#### What you have to do:
Pull every line of the entries that has the word "Hurtigkarl".

[Data entries]
— Start —

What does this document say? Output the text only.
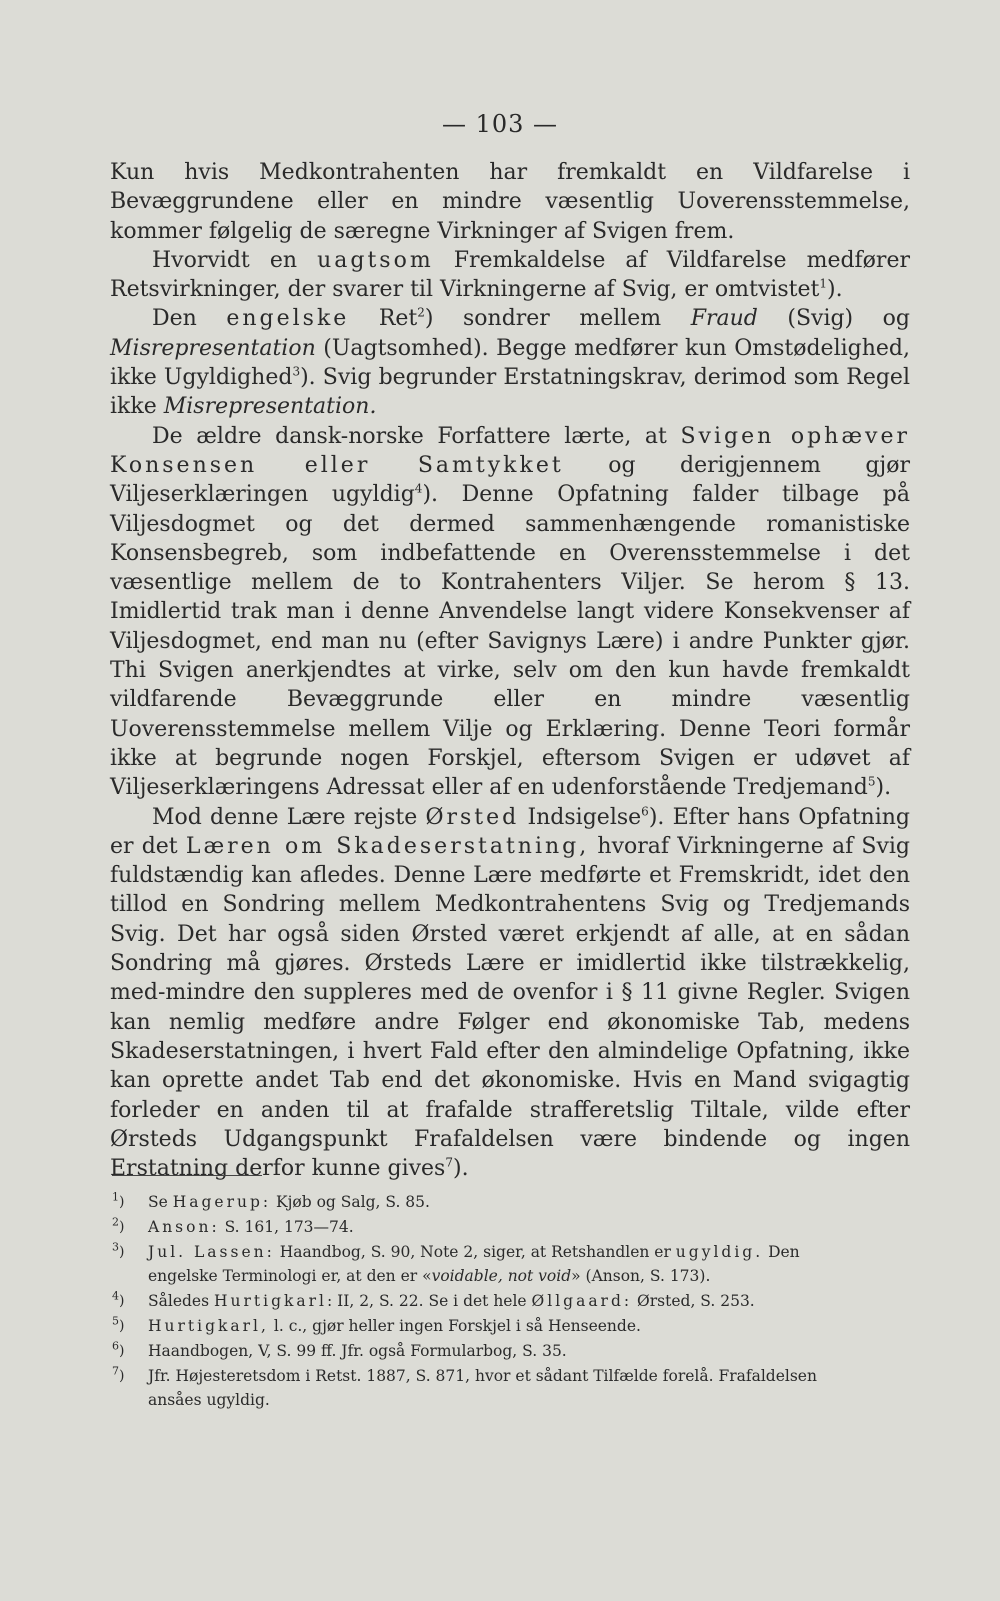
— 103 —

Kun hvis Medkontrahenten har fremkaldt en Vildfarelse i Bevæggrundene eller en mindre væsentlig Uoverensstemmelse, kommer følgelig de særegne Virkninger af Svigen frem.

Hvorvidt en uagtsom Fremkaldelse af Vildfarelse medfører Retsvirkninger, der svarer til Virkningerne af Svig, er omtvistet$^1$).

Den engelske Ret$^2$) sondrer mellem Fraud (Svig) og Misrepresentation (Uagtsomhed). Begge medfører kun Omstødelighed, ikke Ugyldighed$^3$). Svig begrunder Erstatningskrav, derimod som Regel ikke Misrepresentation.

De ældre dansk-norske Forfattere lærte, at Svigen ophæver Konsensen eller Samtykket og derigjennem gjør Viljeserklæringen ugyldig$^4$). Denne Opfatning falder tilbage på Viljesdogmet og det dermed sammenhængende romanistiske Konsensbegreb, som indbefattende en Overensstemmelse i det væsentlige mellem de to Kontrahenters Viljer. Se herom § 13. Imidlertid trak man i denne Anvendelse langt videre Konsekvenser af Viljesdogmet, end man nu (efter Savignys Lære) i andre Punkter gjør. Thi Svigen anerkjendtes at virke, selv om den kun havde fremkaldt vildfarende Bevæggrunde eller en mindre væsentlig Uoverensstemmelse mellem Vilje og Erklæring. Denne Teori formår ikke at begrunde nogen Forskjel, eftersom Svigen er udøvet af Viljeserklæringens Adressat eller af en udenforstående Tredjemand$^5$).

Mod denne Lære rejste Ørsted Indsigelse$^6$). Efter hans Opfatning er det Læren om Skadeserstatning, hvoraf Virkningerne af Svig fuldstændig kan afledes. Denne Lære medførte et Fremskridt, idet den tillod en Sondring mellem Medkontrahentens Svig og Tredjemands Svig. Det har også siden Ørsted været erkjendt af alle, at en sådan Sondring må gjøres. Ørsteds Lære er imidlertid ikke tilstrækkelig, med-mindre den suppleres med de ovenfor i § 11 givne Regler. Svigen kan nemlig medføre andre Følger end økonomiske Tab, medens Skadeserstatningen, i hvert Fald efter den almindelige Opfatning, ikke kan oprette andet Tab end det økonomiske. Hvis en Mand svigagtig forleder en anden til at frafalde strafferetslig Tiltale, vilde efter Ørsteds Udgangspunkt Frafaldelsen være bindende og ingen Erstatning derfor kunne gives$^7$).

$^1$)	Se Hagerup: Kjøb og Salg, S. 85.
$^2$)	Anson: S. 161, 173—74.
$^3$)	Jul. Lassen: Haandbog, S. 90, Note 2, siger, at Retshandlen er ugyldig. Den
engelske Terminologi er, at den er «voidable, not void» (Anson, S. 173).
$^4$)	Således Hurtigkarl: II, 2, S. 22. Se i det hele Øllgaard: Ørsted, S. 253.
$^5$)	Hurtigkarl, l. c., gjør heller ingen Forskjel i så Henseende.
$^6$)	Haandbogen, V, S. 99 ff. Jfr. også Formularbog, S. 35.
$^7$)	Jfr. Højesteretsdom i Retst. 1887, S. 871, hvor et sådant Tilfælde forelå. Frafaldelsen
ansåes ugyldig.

— End —

#### Answer to the task:
$^4$)	Således Hurtigkarl: II, 2, S. 22. Se i det hele Øllgaard: Ørsted, S. 253.
$^5$)	Hurtigkarl, l. c., gjør heller ingen Forskjel i så Henseende.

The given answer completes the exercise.